● YOUR INSTRUCTIONS: Report, word for word, every line of the material that contains "Umum".

● RECORDS SHOWN:
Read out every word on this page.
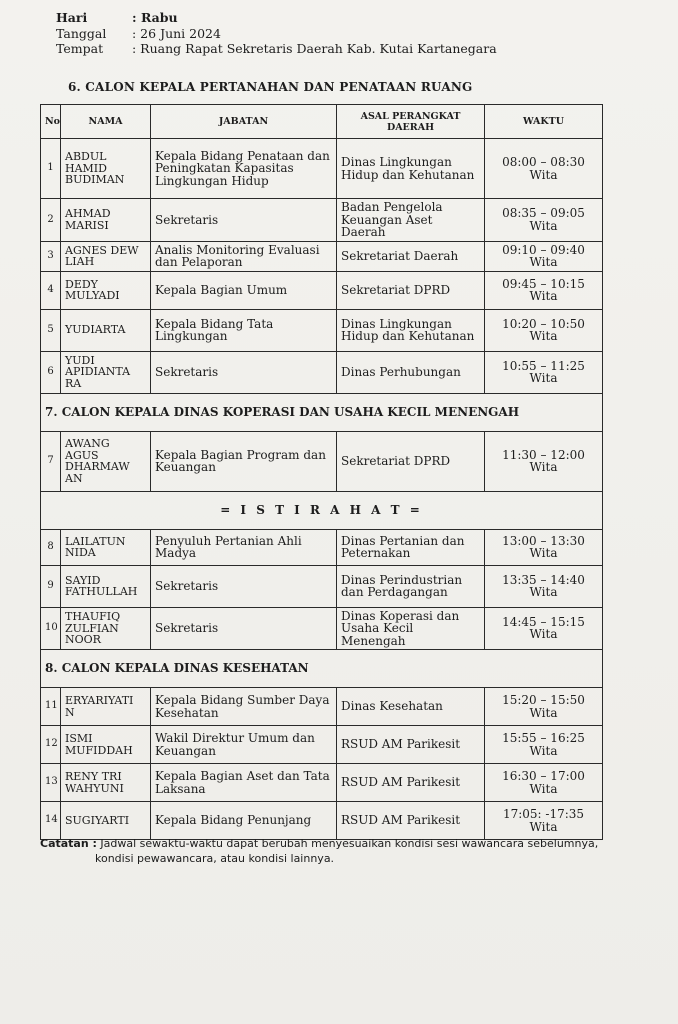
Hari	: Rabu
Tanggal	: 26 Juni 2024
Tempat	: Ruang Rapat Sekretaris Daerah Kab. Kutai Kartanegara
6. CALON KEPALA PERTANAHAN DAN PENATAAN RUANG
No	NAMA	JABATAN	ASAL PERANGKAT DAERAH	WAKTU
1	ABDUL HAMID BUDIMAN	Kepala Bidang Penataan dan Peningkatan Kapasitas Lingkungan Hidup	Dinas Lingkungan Hidup dan Kehutanan	08:00 – 08:30 Wita
2	AHMAD MARISI	Sekretaris	Badan Pengelola Keuangan Aset Daerah	08:35 – 09:05 Wita
3	AGNES DEW LIAH	Analis Monitoring Evaluasi dan Pelaporan	Sekretariat Daerah	09:10 – 09:40 Wita
4	DEDY MULYADI	Kepala Bagian Umum	Sekretariat DPRD	09:45 – 10:15 Wita
5	YUDIARTA	Kepala Bidang Tata Lingkungan	Dinas Lingkungan Hidup dan Kehutanan	10:20 – 10:50 Wita
6	YUDI APIDIANTA RA	Sekretaris	Dinas Perhubungan	10:55 – 11:25 Wita
7. CALON KEPALA DINAS KOPERASI DAN USAHA KECIL MENENGAH				
7	AWANG AGUS DHARMAW AN	Kepala Bagian Program dan Keuangan	Sekretariat DPRD	11:30 – 12:00 Wita
= I S T I R A H A T =				
8	LAILATUN NIDA	Penyuluh Pertanian Ahli Madya	Dinas Pertanian dan Peternakan	13:00 – 13:30 Wita
9	SAYID FATHULLAH	Sekretaris	Dinas Perindustrian dan Perdagangan	13:35 – 14:40 Wita
10	THAUFIQ ZULFIAN NOOR	Sekretaris	Dinas Koperasi dan Usaha Kecil Menengah	14:45 – 15:15 Wita
8. CALON KEPALA DINAS KESEHATAN				
11	ERYARIYATI N	Kepala Bidang Sumber Daya Kesehatan	Dinas Kesehatan	15:20 – 15:50 Wita
12	ISMI MUFIDDAH	Wakil Direktur Umum dan Keuangan	RSUD AM Parikesit	15:55 – 16:25 Wita
13	RENY TRI WAHYUNI	Kepala Bagian Aset dan Tata Laksana	RSUD AM Parikesit	16:30 – 17:00 Wita
14	SUGIYARTI	Kepala Bidang Penunjang	RSUD AM Parikesit	17:05: -17:35 Wita
Catatan : Jadwal sewaktu-waktu dapat berubah menyesuaikan kondisi sesi wawancara sebelumnya,
kondisi pewawancara, atau kondisi lainnya.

● EXERCISE RESULT:
4	DEDY MULYADI	Kepala Bagian Umum	Sekretariat DPRD	09:45 – 10:15 Wita
12	ISMI MUFIDDAH	Wakil Direktur Umum dan Keuangan	RSUD AM Parikesit	15:55 – 16:25 Wita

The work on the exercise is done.